* _WHAT IS BEING ASKED_
Retype each entry below, keeping every character the same.
··· DATA SUPPLIED
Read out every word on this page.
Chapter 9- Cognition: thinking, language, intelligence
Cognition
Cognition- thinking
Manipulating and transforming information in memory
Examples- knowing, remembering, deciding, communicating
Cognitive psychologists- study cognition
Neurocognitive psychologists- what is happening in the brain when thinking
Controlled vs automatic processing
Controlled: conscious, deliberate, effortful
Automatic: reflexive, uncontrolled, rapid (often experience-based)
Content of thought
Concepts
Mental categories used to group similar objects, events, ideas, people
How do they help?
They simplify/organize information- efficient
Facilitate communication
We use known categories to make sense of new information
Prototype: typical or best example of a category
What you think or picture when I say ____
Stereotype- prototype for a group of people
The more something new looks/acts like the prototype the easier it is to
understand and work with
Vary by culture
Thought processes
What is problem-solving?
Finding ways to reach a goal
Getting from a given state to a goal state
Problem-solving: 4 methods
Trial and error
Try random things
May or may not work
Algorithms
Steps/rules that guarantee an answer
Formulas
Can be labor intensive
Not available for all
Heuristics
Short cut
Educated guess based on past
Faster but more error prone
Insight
······
* _COMPLETE ANSWER_
Read out every word on this page.
Chapter 9- Cognition: thinking, language, intelligence
Cognition
Cognition- thinking
Manipulating and transforming information in memory
Examples- knowing, remembering, deciding, communicating
Cognitive psychologists- study cognition
Neurocognitive psychologists- what is happening in the brain when thinking
Controlled vs automatic processing
Controlled: conscious, deliberate, effortful
Automatic: reflexive, uncontrolled, rapid (often experience-based)
Content of thought
Concepts
Mental categories used to group similar objects, events, ideas, people
How do they help?
They simplify/organize information- efficient
Facilitate communication
We use known categories to make sense of new information
Prototype: typical or best example of a category
What you think or picture when I say ____
Stereotype- prototype for a group of people
The more something new looks/acts like the prototype the easier it is to
understand and work with
Vary by culture
Thought processes
What is problem-solving?
Finding ways to reach a goal
Getting from a given state to a goal state
Problem-solving: 4 methods
Trial and error
Try random things
May or may not work
Algorithms
Steps/rules that guarantee an answer
Formulas
Can be labor intensive
Not available for all
Heuristics
Short cut
Educated guess based on past
Faster but more error prone
Insight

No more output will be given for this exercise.